--- Your objective ---
Report how many lines contain "this". The answer is a single number.

--- Records to use ---
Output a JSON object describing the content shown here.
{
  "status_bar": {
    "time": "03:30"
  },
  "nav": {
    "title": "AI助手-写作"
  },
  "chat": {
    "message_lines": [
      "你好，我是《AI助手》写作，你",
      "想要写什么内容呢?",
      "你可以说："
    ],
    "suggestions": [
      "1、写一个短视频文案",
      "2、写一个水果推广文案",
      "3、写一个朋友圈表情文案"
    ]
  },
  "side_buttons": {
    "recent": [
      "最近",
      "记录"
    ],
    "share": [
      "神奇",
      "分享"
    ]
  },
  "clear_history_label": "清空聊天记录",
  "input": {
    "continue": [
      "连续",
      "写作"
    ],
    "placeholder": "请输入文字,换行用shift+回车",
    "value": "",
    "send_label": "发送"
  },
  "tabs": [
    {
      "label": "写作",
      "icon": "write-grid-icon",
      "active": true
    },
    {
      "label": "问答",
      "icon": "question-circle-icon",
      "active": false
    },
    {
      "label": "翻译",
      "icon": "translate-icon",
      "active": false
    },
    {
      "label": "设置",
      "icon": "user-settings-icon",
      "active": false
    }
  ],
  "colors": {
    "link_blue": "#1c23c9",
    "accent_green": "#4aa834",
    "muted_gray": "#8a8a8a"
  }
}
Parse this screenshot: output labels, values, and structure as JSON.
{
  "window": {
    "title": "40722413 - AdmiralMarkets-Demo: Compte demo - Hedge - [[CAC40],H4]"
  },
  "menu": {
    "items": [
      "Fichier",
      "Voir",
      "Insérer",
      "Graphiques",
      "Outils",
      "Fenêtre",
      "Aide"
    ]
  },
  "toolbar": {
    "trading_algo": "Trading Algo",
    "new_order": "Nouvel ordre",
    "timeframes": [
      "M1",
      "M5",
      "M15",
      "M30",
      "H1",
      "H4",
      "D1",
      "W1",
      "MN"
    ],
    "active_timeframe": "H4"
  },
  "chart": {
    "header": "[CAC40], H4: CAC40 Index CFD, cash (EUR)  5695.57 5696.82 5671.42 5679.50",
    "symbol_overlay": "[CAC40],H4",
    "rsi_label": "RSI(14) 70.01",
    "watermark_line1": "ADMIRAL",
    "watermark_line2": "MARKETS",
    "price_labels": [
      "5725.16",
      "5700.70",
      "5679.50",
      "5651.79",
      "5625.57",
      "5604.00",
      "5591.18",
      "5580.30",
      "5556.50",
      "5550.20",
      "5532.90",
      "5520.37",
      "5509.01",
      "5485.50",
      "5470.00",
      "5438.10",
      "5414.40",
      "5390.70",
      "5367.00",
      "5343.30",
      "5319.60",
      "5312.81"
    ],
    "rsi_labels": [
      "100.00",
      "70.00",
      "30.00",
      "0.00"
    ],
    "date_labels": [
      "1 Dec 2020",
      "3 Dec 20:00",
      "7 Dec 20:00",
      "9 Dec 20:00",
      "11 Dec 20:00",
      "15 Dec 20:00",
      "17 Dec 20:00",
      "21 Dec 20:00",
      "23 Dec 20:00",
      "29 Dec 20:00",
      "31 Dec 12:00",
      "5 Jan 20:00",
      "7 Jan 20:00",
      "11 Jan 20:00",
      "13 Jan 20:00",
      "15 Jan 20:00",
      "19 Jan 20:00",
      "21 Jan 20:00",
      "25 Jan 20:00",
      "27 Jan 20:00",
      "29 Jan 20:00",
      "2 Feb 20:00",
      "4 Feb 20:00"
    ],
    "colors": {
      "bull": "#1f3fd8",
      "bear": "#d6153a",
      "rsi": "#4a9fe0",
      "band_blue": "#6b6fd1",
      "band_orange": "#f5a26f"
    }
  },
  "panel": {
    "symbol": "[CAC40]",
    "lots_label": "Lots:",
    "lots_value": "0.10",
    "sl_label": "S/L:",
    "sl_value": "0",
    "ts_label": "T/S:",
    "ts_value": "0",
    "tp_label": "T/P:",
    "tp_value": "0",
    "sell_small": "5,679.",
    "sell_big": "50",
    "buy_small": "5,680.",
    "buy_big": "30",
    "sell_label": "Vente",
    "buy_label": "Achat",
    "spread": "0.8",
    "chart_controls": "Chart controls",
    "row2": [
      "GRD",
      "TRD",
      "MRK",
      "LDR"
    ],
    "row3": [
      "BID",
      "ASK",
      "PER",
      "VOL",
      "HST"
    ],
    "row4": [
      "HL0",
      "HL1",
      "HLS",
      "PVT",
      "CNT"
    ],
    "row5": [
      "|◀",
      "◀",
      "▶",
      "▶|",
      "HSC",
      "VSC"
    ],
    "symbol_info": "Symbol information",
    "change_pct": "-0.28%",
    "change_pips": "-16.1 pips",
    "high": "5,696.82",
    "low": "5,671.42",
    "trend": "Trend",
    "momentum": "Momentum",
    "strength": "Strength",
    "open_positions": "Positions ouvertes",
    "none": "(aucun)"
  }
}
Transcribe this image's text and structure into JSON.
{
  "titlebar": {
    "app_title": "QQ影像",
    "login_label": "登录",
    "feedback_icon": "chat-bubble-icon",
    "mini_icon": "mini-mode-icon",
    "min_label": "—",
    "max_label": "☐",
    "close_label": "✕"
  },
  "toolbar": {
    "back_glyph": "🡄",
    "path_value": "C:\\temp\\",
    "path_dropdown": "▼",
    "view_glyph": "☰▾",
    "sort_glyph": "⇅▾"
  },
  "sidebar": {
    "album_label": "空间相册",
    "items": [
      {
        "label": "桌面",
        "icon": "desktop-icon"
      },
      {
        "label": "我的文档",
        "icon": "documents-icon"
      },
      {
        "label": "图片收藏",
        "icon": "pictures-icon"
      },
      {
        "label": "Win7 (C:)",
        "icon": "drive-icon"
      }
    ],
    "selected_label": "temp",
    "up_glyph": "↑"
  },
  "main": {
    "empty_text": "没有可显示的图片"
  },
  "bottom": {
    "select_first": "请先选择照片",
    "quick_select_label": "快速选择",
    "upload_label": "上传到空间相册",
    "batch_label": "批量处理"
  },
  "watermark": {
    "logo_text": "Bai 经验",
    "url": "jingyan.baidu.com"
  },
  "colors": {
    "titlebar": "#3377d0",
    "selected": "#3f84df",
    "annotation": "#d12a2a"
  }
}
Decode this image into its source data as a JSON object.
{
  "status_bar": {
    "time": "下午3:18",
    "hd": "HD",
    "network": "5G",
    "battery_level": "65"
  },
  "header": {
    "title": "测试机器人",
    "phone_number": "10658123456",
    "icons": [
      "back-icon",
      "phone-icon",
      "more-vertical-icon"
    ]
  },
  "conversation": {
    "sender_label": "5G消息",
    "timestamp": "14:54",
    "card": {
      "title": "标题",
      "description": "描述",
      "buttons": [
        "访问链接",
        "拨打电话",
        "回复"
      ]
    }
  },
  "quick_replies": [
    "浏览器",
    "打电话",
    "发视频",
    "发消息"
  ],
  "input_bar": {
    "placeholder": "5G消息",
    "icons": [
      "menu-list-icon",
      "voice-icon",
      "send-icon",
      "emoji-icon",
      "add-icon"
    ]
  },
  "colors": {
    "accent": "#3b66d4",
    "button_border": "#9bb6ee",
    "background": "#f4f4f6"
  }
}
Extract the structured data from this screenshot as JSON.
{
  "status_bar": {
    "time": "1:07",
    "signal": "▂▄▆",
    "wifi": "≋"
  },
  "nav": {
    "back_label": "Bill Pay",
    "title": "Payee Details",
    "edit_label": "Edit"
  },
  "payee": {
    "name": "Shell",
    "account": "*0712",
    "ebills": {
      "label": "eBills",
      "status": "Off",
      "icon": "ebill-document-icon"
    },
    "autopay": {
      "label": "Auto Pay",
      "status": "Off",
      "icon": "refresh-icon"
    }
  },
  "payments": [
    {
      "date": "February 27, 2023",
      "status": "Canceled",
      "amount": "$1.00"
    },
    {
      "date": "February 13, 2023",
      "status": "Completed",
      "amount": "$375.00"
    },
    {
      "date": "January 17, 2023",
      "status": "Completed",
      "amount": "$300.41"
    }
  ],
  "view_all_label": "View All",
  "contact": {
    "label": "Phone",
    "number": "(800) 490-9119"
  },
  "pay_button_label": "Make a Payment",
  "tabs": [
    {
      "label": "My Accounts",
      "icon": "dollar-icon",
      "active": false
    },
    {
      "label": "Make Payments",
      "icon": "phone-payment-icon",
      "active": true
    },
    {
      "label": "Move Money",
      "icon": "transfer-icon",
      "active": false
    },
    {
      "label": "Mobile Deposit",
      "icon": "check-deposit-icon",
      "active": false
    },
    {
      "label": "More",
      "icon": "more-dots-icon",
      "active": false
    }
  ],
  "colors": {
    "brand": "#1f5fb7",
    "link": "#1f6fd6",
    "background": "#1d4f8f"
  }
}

--- Finished exercise ---
4